AIM:
Bring together all lines of the material below that contain the string "maximum".

(Stored data)
-- start --
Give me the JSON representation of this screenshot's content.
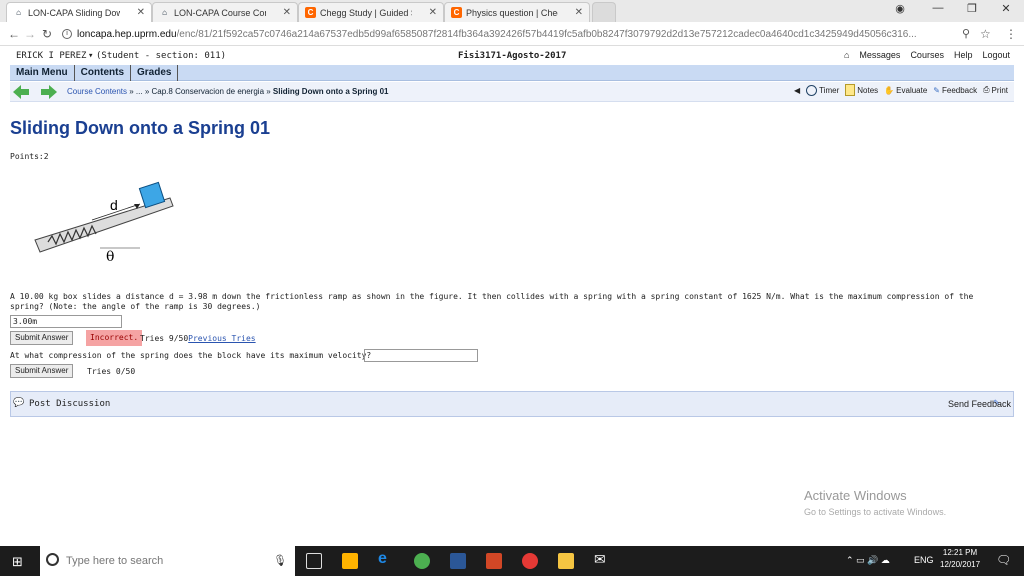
{
  "tabs": [
    {
      "title": "LON-CAPA Sliding Down",
      "icon": "loncapa-icon",
      "active": true
    },
    {
      "title": "LON-CAPA Course Conte",
      "icon": "loncapa-icon",
      "active": false
    },
    {
      "title": "Chegg Study | Guided So",
      "icon": "chegg-icon",
      "active": false
    },
    {
      "title": "Physics question | Chegg",
      "icon": "chegg-icon",
      "active": false
    }
  ],
  "address": {
    "host": "loncapa.hep.uprm.edu",
    "path": "/enc/81/21f592ca57c0746a214a67537edb5d99af6585087f2814fb364a392426f57b4419fc5afb0b8247f3079792d2d13e757212cadec0a4640cd1c3425949d45056c316..."
  },
  "user": {
    "name": "ERICK I PEREZ",
    "role": "(Student - section: 011)",
    "course": "Fisi3171-Agosto-2017"
  },
  "topnav": [
    "Messages",
    "Courses",
    "Help",
    "Logout"
  ],
  "menu": [
    "Main Menu",
    "Contents",
    "Grades"
  ],
  "breadcrumb": {
    "a": "Course Contents",
    "sep1": " » ... » ",
    "b": "Cap.8 Conservacion de energia",
    "sep2": " » ",
    "c": "Sliding Down onto a Spring 01"
  },
  "tools": [
    "Timer",
    "Notes",
    "Evaluate",
    "Feedback",
    "Print"
  ],
  "title": "Sliding Down onto a Spring 01",
  "points": "Points:2",
  "figure": {
    "d": "d",
    "theta": "θ"
  },
  "question": "A 10.00 kg box slides a distance d = 3.98 m down the frictionless ramp as shown in the figure. It then collides with a spring with a spring constant of 1625 N/m. What is the maximum compression of the spring? (Note: the angle of the ramp is 30 degrees.)",
  "answer1": "3.00m",
  "submit": "Submit Answer",
  "incorrect": "Incorrect.",
  "tries1": "Tries 9/50",
  "previous_tries": "Previous Tries",
  "question2": "At what compression of the spring does the block have its maximum velocity?",
  "tries2": "Tries 0/50",
  "post_discussion": "Post Discussion",
  "send_feedback": "Send Feedback",
  "watermark": {
    "line1": "Activate Windows",
    "line2": "Go to Settings to activate Windows."
  },
  "taskbar": {
    "search": "Type here to search",
    "time": "12:21 PM",
    "date": "12/20/2017",
    "lang": "ENG"
  }
}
-- end --
REPLY:
  "question": "A 10.00 kg box slides a distance d = 3.98 m down the frictionless ramp as shown in the figure. It then collides with a spring with a spring constant of 1625 N/m. What is the maximum compression of the spring? (Note: the angle of the ramp is 30 degrees.)",
  "question2": "At what compression of the spring does the block have its maximum velocity?",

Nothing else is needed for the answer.